▶ WHAT YOU SHOULD DO:
The records that follow need to be output exactly as they are.

▶ EXTRACTED DATA:
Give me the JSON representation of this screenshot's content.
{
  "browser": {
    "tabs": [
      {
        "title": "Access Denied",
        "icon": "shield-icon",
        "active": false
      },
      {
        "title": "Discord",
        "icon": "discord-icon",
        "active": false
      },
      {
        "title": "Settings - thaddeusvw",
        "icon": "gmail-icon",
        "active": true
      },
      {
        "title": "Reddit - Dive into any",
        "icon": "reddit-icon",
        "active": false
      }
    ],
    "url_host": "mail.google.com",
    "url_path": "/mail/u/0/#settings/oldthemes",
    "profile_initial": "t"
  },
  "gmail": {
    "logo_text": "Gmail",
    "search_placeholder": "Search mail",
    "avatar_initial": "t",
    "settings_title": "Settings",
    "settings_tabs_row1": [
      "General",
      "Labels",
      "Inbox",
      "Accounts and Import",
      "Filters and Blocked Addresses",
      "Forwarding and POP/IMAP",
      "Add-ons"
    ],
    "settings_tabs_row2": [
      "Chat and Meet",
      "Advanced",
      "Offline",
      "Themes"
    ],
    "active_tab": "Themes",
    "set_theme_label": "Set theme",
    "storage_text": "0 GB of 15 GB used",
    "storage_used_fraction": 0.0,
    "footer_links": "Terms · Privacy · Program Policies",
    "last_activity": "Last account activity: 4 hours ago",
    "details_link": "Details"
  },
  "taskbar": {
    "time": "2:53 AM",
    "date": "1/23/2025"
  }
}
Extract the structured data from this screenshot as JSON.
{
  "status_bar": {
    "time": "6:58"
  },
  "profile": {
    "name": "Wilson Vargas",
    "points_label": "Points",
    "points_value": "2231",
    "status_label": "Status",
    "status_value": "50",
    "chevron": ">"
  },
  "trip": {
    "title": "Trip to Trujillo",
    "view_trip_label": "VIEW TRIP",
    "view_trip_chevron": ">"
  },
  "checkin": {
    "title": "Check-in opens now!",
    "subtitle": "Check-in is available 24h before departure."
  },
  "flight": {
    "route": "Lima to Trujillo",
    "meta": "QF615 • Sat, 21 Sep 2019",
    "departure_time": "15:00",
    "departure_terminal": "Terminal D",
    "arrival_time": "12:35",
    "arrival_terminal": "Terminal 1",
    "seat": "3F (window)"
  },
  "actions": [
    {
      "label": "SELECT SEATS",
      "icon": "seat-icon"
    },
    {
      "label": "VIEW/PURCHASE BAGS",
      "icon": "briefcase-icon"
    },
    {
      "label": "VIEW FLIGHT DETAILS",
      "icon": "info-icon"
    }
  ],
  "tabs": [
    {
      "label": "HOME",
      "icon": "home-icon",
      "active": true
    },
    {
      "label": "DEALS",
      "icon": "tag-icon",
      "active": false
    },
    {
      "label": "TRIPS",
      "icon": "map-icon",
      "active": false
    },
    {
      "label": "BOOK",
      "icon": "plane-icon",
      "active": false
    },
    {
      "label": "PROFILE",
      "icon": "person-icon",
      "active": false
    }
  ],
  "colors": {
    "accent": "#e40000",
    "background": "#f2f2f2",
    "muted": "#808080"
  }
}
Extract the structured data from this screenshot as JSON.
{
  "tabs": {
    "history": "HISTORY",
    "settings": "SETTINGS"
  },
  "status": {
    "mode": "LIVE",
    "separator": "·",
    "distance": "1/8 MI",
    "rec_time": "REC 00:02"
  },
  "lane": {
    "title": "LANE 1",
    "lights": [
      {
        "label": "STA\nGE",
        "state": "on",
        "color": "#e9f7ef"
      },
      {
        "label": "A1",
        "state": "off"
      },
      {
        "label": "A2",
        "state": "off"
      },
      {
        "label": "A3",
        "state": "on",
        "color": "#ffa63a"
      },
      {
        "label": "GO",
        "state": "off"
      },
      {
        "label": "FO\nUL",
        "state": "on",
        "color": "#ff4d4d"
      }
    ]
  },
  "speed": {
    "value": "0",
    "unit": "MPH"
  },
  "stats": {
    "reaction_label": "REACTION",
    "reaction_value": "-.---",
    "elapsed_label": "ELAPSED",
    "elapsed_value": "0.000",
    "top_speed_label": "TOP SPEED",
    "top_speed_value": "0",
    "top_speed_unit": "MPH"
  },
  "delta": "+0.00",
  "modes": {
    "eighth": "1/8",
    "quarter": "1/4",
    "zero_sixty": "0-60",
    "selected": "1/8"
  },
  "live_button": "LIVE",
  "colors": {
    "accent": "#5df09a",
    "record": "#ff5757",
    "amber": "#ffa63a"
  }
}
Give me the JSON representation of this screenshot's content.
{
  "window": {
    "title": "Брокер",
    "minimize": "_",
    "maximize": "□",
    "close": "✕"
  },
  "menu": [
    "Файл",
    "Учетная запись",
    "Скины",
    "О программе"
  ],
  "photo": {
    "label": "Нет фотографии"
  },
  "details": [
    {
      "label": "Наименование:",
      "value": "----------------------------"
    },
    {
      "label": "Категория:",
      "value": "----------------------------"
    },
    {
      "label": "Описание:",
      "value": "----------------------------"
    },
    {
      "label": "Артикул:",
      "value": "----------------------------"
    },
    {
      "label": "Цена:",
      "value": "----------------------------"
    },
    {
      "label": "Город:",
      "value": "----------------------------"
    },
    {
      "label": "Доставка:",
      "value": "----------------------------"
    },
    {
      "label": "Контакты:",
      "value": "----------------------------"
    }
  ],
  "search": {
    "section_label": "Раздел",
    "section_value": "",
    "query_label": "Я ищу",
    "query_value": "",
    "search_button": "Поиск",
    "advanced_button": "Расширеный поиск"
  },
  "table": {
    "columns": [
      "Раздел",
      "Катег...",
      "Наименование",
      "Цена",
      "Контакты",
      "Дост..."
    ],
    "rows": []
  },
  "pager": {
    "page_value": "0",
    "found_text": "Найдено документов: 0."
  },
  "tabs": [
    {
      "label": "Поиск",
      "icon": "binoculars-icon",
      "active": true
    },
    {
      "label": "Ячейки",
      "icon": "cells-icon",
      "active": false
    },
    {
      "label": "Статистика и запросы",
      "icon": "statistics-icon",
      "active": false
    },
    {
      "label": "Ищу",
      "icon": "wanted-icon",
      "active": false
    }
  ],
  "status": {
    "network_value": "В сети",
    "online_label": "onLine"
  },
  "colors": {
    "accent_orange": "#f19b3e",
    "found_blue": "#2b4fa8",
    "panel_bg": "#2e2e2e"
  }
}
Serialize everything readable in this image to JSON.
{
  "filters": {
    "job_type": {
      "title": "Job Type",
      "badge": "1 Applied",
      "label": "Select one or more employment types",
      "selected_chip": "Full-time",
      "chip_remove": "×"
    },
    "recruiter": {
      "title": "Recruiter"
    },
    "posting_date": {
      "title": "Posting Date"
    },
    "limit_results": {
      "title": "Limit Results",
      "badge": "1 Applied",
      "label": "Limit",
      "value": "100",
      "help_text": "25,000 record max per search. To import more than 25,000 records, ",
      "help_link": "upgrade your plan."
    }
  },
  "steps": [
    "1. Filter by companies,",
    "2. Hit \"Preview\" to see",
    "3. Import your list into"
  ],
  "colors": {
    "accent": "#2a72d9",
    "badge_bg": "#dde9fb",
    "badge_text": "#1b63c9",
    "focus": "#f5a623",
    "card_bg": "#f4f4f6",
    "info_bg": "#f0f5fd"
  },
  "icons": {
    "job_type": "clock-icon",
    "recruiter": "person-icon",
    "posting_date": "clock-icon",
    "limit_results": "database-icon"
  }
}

▶ EXPECTED OUTPUT:
Give me the JSON representation of this screenshot's content.
{
  "browser": {
    "tabs": [
      {
        "title": "Access Denied",
        "icon": "shield-icon",
        "active": false
      },
      {
        "title": "Discord",
        "icon": "discord-icon",
        "active": false
      },
      {
        "title": "Settings - thaddeusvw",
        "icon": "gmail-icon",
        "active": true
      },
      {
        "title": "Reddit - Dive into any",
        "icon": "reddit-icon",
        "active": false
      }
    ],
    "url_host": "mail.google.com",
    "url_path": "/mail/u/0/#settings/oldthemes",
    "profile_initial": "t"
  },
  "gmail": {
    "logo_text": "Gmail",
    "search_placeholder": "Search mail",
    "avatar_initial": "t",
    "settings_title": "Settings",
    "settings_tabs_row1": [
      "General",
      "Labels",
      "Inbox",
      "Accounts and Import",
      "Filters and Blocked Addresses",
      "Forwarding and POP/IMAP",
      "Add-ons"
    ],
    "settings_tabs_row2": [
      "Chat and Meet",
      "Advanced",
      "Offline",
      "Themes"
    ],
    "active_tab": "Themes",
    "set_theme_label": "Set theme",
    "storage_text": "0 GB of 15 GB used",
    "storage_used_fraction": 0.0,
    "footer_links": "Terms · Privacy · Program Policies",
    "last_activity": "Last account activity: 4 hours ago",
    "details_link": "Details"
  },
  "taskbar": {
    "time": "2:53 AM",
    "date": "1/23/2025"
  }
}
Extract the structured data from this screenshot as JSON.
{
  "status_bar": {
    "time": "6:58"
  },
  "profile": {
    "name": "Wilson Vargas",
    "points_label": "Points",
    "points_value": "2231",
    "status_label": "Status",
    "status_value": "50",
    "chevron": ">"
  },
  "trip": {
    "title": "Trip to Trujillo",
    "view_trip_label": "VIEW TRIP",
    "view_trip_chevron": ">"
  },
  "checkin": {
    "title": "Check-in opens now!",
    "subtitle": "Check-in is available 24h before departure."
  },
  "flight": {
    "route": "Lima to Trujillo",
    "meta": "QF615 • Sat, 21 Sep 2019",
    "departure_time": "15:00",
    "departure_terminal": "Terminal D",
    "arrival_time": "12:35",
    "arrival_terminal": "Terminal 1",
    "seat": "3F (window)"
  },
  "actions": [
    {
      "label": "SELECT SEATS",
      "icon": "seat-icon"
    },
    {
      "label": "VIEW/PURCHASE BAGS",
      "icon": "briefcase-icon"
    },
    {
      "label": "VIEW FLIGHT DETAILS",
      "icon": "info-icon"
    }
  ],
  "tabs": [
    {
      "label": "HOME",
      "icon": "home-icon",
      "active": true
    },
    {
      "label": "DEALS",
      "icon": "tag-icon",
      "active": false
    },
    {
      "label": "TRIPS",
      "icon": "map-icon",
      "active": false
    },
    {
      "label": "BOOK",
      "icon": "plane-icon",
      "active": false
    },
    {
      "label": "PROFILE",
      "icon": "person-icon",
      "active": false
    }
  ],
  "colors": {
    "accent": "#e40000",
    "background": "#f2f2f2",
    "muted": "#808080"
  }
}
Extract the structured data from this screenshot as JSON.
{
  "tabs": {
    "history": "HISTORY",
    "settings": "SETTINGS"
  },
  "status": {
    "mode": "LIVE",
    "separator": "·",
    "distance": "1/8 MI",
    "rec_time": "REC 00:02"
  },
  "lane": {
    "title": "LANE 1",
    "lights": [
      {
        "label": "STA\nGE",
        "state": "on",
        "color": "#e9f7ef"
      },
      {
        "label": "A1",
        "state": "off"
      },
      {
        "label": "A2",
        "state": "off"
      },
      {
        "label": "A3",
        "state": "on",
        "color": "#ffa63a"
      },
      {
        "label": "GO",
        "state": "off"
      },
      {
        "label": "FO\nUL",
        "state": "on",
        "color": "#ff4d4d"
      }
    ]
  },
  "speed": {
    "value": "0",
    "unit": "MPH"
  },
  "stats": {
    "reaction_label": "REACTION",
    "reaction_value": "-.---",
    "elapsed_label": "ELAPSED",
    "elapsed_value": "0.000",
    "top_speed_label": "TOP SPEED",
    "top_speed_value": "0",
    "top_speed_unit": "MPH"
  },
  "delta": "+0.00",
  "modes": {
    "eighth": "1/8",
    "quarter": "1/4",
    "zero_sixty": "0-60",
    "selected": "1/8"
  },
  "live_button": "LIVE",
  "colors": {
    "accent": "#5df09a",
    "record": "#ff5757",
    "amber": "#ffa63a"
  }
}
Give me the JSON representation of this screenshot's content.
{
  "window": {
    "title": "Брокер",
    "minimize": "_",
    "maximize": "□",
    "close": "✕"
  },
  "menu": [
    "Файл",
    "Учетная запись",
    "Скины",
    "О программе"
  ],
  "photo": {
    "label": "Нет фотографии"
  },
  "details": [
    {
      "label": "Наименование:",
      "value": "----------------------------"
    },
    {
      "label": "Категория:",
      "value": "----------------------------"
    },
    {
      "label": "Описание:",
      "value": "----------------------------"
    },
    {
      "label": "Артикул:",
      "value": "----------------------------"
    },
    {
      "label": "Цена:",
      "value": "----------------------------"
    },
    {
      "label": "Город:",
      "value": "----------------------------"
    },
    {
      "label": "Доставка:",
      "value": "----------------------------"
    },
    {
      "label": "Контакты:",
      "value": "----------------------------"
    }
  ],
  "search": {
    "section_label": "Раздел",
    "section_value": "",
    "query_label": "Я ищу",
    "query_value": "",
    "search_button": "Поиск",
    "advanced_button": "Расширеный поиск"
  },
  "table": {
    "columns": [
      "Раздел",
      "Катег...",
      "Наименование",
      "Цена",
      "Контакты",
      "Дост..."
    ],
    "rows": []
  },
  "pager": {
    "page_value": "0",
    "found_text": "Найдено документов: 0."
  },
  "tabs": [
    {
      "label": "Поиск",
      "icon": "binoculars-icon",
      "active": true
    },
    {
      "label": "Ячейки",
      "icon": "cells-icon",
      "active": false
    },
    {
      "label": "Статистика и запросы",
      "icon": "statistics-icon",
      "active": false
    },
    {
      "label": "Ищу",
      "icon": "wanted-icon",
      "active": false
    }
  ],
  "status": {
    "network_value": "В сети",
    "online_label": "onLine"
  },
  "colors": {
    "accent_orange": "#f19b3e",
    "found_blue": "#2b4fa8",
    "panel_bg": "#2e2e2e"
  }
}
Serialize everything readable in this image to JSON.
{
  "filters": {
    "job_type": {
      "title": "Job Type",
      "badge": "1 Applied",
      "label": "Select one or more employment types",
      "selected_chip": "Full-time",
      "chip_remove": "×"
    },
    "recruiter": {
      "title": "Recruiter"
    },
    "posting_date": {
      "title": "Posting Date"
    },
    "limit_results": {
      "title": "Limit Results",
      "badge": "1 Applied",
      "label": "Limit",
      "value": "100",
      "help_text": "25,000 record max per search. To import more than 25,000 records, ",
      "help_link": "upgrade your plan."
    }
  },
  "steps": [
    "1. Filter by companies,",
    "2. Hit \"Preview\" to see",
    "3. Import your list into"
  ],
  "colors": {
    "accent": "#2a72d9",
    "badge_bg": "#dde9fb",
    "badge_text": "#1b63c9",
    "focus": "#f5a623",
    "card_bg": "#f4f4f6",
    "info_bg": "#f0f5fd"
  },
  "icons": {
    "job_type": "clock-icon",
    "recruiter": "person-icon",
    "posting_date": "clock-icon",
    "limit_results": "database-icon"
  }
}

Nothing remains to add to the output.